### Instructions for the task:
Looking through the listing, how many of its lines hold the word "nutzen"? Answer with only the number.
== Rows
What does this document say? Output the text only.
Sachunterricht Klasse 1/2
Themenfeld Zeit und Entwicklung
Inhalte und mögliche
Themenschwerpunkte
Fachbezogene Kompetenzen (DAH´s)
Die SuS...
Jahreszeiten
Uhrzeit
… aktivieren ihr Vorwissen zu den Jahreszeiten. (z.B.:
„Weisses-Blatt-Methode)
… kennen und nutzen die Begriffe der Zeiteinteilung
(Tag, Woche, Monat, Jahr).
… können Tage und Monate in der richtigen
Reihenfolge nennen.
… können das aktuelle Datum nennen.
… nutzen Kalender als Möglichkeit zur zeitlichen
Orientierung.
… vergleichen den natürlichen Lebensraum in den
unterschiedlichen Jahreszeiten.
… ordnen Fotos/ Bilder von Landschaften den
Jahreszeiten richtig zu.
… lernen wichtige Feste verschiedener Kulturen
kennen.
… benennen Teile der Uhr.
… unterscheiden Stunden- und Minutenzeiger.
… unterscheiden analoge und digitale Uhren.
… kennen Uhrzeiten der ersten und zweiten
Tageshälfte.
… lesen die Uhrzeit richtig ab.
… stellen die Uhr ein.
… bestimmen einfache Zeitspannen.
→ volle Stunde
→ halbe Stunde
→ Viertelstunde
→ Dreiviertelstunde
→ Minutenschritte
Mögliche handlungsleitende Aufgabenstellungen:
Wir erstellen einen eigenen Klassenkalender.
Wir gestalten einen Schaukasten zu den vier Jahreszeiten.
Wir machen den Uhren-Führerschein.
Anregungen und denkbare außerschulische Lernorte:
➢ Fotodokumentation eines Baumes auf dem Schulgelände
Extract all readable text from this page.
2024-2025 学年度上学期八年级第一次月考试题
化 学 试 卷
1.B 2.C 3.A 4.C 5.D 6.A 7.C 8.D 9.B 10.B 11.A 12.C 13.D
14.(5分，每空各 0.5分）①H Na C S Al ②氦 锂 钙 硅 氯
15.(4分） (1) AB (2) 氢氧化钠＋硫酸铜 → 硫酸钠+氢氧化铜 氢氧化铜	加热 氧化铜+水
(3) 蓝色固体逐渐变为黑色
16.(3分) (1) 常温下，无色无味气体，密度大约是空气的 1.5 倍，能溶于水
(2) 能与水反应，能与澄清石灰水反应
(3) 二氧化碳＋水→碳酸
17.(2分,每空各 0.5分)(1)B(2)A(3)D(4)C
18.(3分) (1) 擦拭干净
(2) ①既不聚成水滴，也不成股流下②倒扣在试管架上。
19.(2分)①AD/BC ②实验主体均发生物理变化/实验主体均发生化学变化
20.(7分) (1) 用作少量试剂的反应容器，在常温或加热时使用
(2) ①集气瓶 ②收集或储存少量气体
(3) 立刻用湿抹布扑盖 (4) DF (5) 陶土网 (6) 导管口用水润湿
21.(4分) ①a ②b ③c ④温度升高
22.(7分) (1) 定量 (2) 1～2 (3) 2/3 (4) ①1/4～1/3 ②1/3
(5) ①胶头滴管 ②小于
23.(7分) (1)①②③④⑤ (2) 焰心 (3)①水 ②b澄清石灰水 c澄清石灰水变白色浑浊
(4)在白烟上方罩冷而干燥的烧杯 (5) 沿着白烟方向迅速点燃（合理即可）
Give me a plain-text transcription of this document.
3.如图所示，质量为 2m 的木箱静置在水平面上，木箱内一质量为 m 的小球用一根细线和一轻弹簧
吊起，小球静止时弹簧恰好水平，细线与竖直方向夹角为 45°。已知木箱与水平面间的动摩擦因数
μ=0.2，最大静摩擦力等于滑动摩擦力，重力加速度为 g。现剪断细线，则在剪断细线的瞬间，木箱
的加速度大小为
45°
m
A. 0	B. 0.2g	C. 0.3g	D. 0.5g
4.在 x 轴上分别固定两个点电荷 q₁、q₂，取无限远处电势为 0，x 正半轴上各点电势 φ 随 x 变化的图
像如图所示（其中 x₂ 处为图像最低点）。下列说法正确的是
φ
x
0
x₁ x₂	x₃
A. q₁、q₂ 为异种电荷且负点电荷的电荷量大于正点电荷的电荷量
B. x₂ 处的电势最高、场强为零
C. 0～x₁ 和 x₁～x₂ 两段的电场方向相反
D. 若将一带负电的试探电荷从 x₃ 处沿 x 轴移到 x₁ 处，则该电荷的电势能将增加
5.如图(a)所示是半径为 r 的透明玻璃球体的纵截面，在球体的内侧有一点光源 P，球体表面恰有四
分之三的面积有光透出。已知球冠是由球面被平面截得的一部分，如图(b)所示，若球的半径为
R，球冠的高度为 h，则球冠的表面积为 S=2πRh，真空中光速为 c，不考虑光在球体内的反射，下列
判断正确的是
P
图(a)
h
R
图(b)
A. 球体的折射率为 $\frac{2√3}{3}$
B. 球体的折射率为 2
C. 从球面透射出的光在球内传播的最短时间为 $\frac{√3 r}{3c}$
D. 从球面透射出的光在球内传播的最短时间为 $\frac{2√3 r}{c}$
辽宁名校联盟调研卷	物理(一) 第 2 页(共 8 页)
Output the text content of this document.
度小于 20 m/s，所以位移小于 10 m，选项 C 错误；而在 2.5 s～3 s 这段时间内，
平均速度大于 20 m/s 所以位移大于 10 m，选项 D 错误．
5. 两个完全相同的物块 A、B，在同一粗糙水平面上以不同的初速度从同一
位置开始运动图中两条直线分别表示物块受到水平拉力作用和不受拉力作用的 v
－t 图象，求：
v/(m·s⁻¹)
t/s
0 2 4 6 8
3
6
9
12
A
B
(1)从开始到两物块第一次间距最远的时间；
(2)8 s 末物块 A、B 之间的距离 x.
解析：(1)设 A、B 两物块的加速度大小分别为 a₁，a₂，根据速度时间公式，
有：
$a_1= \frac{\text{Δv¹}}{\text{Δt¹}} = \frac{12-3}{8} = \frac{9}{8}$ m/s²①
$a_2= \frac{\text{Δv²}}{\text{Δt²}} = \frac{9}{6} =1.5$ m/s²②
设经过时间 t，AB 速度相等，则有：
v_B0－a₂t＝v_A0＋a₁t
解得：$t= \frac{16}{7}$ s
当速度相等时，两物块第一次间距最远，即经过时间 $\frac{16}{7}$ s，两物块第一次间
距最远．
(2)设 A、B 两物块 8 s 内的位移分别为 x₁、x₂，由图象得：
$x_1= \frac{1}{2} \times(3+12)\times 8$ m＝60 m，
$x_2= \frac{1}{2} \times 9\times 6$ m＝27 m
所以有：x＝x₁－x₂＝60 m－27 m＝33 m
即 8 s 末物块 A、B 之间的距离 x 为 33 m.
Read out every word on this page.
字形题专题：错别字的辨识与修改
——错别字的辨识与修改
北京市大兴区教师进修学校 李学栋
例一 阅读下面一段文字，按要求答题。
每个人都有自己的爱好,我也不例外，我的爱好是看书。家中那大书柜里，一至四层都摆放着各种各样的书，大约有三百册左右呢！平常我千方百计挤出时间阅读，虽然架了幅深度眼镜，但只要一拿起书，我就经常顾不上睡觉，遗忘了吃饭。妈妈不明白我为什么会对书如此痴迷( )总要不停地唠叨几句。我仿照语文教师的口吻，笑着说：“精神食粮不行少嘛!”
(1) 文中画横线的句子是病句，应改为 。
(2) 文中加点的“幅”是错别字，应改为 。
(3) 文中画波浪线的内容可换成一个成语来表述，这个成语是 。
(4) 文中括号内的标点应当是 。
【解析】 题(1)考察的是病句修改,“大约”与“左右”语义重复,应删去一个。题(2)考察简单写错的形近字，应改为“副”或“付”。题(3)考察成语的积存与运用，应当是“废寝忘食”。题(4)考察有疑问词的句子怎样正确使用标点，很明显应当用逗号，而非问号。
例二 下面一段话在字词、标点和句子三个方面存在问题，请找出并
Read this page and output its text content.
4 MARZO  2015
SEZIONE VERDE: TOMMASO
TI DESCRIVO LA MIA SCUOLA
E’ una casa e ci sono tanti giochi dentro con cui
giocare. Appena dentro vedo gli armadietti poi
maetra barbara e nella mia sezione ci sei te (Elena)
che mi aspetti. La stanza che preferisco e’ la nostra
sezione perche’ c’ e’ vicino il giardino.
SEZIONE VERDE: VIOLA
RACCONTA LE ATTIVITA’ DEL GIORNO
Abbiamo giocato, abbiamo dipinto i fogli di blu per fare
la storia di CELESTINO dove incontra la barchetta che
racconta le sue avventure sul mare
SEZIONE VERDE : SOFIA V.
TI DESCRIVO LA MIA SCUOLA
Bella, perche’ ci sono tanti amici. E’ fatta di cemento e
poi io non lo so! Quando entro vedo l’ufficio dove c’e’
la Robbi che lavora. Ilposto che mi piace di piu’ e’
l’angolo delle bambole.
====
### Finished exercise:
2